-- begin DATASET CONTENT --
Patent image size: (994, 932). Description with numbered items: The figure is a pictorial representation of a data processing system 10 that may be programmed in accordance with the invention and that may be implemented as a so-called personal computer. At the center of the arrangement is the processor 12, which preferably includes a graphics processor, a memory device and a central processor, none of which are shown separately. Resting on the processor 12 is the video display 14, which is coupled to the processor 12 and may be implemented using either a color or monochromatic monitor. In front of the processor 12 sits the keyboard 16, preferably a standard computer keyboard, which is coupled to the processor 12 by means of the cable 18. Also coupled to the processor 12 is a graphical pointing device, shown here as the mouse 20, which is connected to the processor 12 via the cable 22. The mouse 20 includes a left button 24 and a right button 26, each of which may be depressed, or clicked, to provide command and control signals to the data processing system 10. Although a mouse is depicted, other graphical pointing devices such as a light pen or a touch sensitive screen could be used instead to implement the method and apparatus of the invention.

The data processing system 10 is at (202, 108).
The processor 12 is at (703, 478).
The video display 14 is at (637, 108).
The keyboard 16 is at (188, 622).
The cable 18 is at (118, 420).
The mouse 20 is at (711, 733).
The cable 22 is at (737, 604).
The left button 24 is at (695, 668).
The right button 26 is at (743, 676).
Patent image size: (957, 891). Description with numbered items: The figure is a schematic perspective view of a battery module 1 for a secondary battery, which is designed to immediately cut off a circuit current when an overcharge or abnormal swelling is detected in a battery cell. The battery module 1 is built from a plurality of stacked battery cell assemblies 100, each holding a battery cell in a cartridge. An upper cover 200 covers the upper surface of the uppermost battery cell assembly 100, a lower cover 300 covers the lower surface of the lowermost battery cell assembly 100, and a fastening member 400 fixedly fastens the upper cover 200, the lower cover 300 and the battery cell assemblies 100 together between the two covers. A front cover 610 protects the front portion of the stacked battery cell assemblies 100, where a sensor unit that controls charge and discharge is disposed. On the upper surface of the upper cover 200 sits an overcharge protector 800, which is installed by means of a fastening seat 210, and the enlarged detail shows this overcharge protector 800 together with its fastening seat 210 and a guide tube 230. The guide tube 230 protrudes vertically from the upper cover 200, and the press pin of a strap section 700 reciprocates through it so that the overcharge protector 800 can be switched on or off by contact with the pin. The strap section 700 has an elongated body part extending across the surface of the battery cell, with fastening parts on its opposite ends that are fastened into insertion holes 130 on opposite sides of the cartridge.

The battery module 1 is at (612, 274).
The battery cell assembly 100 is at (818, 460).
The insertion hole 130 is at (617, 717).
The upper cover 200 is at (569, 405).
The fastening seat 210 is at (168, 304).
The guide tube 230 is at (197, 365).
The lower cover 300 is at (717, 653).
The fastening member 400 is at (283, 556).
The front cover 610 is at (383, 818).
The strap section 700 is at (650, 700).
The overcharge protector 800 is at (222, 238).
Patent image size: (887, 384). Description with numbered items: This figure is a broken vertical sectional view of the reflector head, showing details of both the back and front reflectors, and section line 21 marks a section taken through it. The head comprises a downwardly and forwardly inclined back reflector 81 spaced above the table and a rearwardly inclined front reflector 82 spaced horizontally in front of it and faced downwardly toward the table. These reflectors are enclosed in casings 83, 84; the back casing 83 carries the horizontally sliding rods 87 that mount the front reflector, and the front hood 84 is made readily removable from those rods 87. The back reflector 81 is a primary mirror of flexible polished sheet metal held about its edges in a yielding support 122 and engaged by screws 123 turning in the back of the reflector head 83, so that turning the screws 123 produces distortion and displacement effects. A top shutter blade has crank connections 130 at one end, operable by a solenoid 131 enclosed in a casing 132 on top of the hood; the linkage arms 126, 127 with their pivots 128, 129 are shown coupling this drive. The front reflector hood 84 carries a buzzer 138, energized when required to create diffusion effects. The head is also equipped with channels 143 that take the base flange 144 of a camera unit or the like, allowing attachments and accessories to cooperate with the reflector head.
-- end DATASET CONTENT --
_INSTRUCTIONS TO FOLLOW:_
Copy out all of the records above, swapping in "reflector unit" for each occurrence of "reflector head" and leaving every other word unchanged.

_CORRECT OUTPUT:_
Patent image size: (994, 932). Description with numbered items: The figure is a pictorial representation of a data processing system 10 that may be programmed in accordance with the invention and that may be implemented as a so-called personal computer. At the center of the arrangement is the processor 12, which preferably includes a graphics processor, a memory device and a central processor, none of which are shown separately. Resting on the processor 12 is the video display 14, which is coupled to the processor 12 and may be implemented using either a color or monochromatic monitor. In front of the processor 12 sits the keyboard 16, preferably a standard computer keyboard, which is coupled to the processor 12 by means of the cable 18. Also coupled to the processor 12 is a graphical pointing device, shown here as the mouse 20, which is connected to the processor 12 via the cable 22. The mouse 20 includes a left button 24 and a right button 26, each of which may be depressed, or clicked, to provide command and control signals to the data processing system 10. Although a mouse is depicted, other graphical pointing devices such as a light pen or a touch sensitive screen could be used instead to implement the method and apparatus of the invention.

The data processing system 10 is at (202, 108).
The processor 12 is at (703, 478).
The video display 14 is at (637, 108).
The keyboard 16 is at (188, 622).
The cable 18 is at (118, 420).
The mouse 20 is at (711, 733).
The cable 22 is at (737, 604).
The left button 24 is at (695, 668).
The right button 26 is at (743, 676).
Patent image size: (957, 891). Description with numbered items: The figure is a schematic perspective view of a battery module 1 for a secondary battery, which is designed to immediately cut off a circuit current when an overcharge or abnormal swelling is detected in a battery cell. The battery module 1 is built from a plurality of stacked battery cell assemblies 100, each holding a battery cell in a cartridge. An upper cover 200 covers the upper surface of the uppermost battery cell assembly 100, a lower cover 300 covers the lower surface of the lowermost battery cell assembly 100, and a fastening member 400 fixedly fastens the upper cover 200, the lower cover 300 and the battery cell assemblies 100 together between the two covers. A front cover 610 protects the front portion of the stacked battery cell assemblies 100, where a sensor unit that controls charge and discharge is disposed. On the upper surface of the upper cover 200 sits an overcharge protector 800, which is installed by means of a fastening seat 210, and the enlarged detail shows this overcharge protector 800 together with its fastening seat 210 and a guide tube 230. The guide tube 230 protrudes vertically from the upper cover 200, and the press pin of a strap section 700 reciprocates through it so that the overcharge protector 800 can be switched on or off by contact with the pin. The strap section 700 has an elongated body part extending across the surface of the battery cell, with fastening parts on its opposite ends that are fastened into insertion holes 130 on opposite sides of the cartridge.

The battery module 1 is at (612, 274).
The battery cell assembly 100 is at (818, 460).
The insertion hole 130 is at (617, 717).
The upper cover 200 is at (569, 405).
The fastening seat 210 is at (168, 304).
The guide tube 230 is at (197, 365).
The lower cover 300 is at (717, 653).
The fastening member 400 is at (283, 556).
The front cover 610 is at (383, 818).
The strap section 700 is at (650, 700).
The overcharge protector 800 is at (222, 238).
Patent image size: (887, 384). Description with numbered items: This figure is a broken vertical sectional view of the reflector unit, showing details of both the back and front reflectors, and section line 21 marks a section taken through it. The head comprises a downwardly and forwardly inclined back reflector 81 spaced above the table and a rearwardly inclined front reflector 82 spaced horizontally in front of it and faced downwardly toward the table. These reflectors are enclosed in casings 83, 84; the back casing 83 carries the horizontally sliding rods 87 that mount the front reflector, and the front hood 84 is made readily removable from those rods 87. The back reflector 81 is a primary mirror of flexible polished sheet metal held about its edges in a yielding support 122 and engaged by screws 123 turning in the back of the reflector unit 83, so that turning the screws 123 produces distortion and displacement effects. A top shutter blade has crank connections 130 at one end, operable by a solenoid 131 enclosed in a casing 132 on top of the hood; the linkage arms 126, 127 with their pivots 128, 129 are shown coupling this drive. The front reflector hood 84 carries a buzzer 138, energized when required to create diffusion effects. The head is also equipped with channels 143 that take the base flange 144 of a camera unit or the like, allowing attachments and accessories to cooperate with the reflector unit.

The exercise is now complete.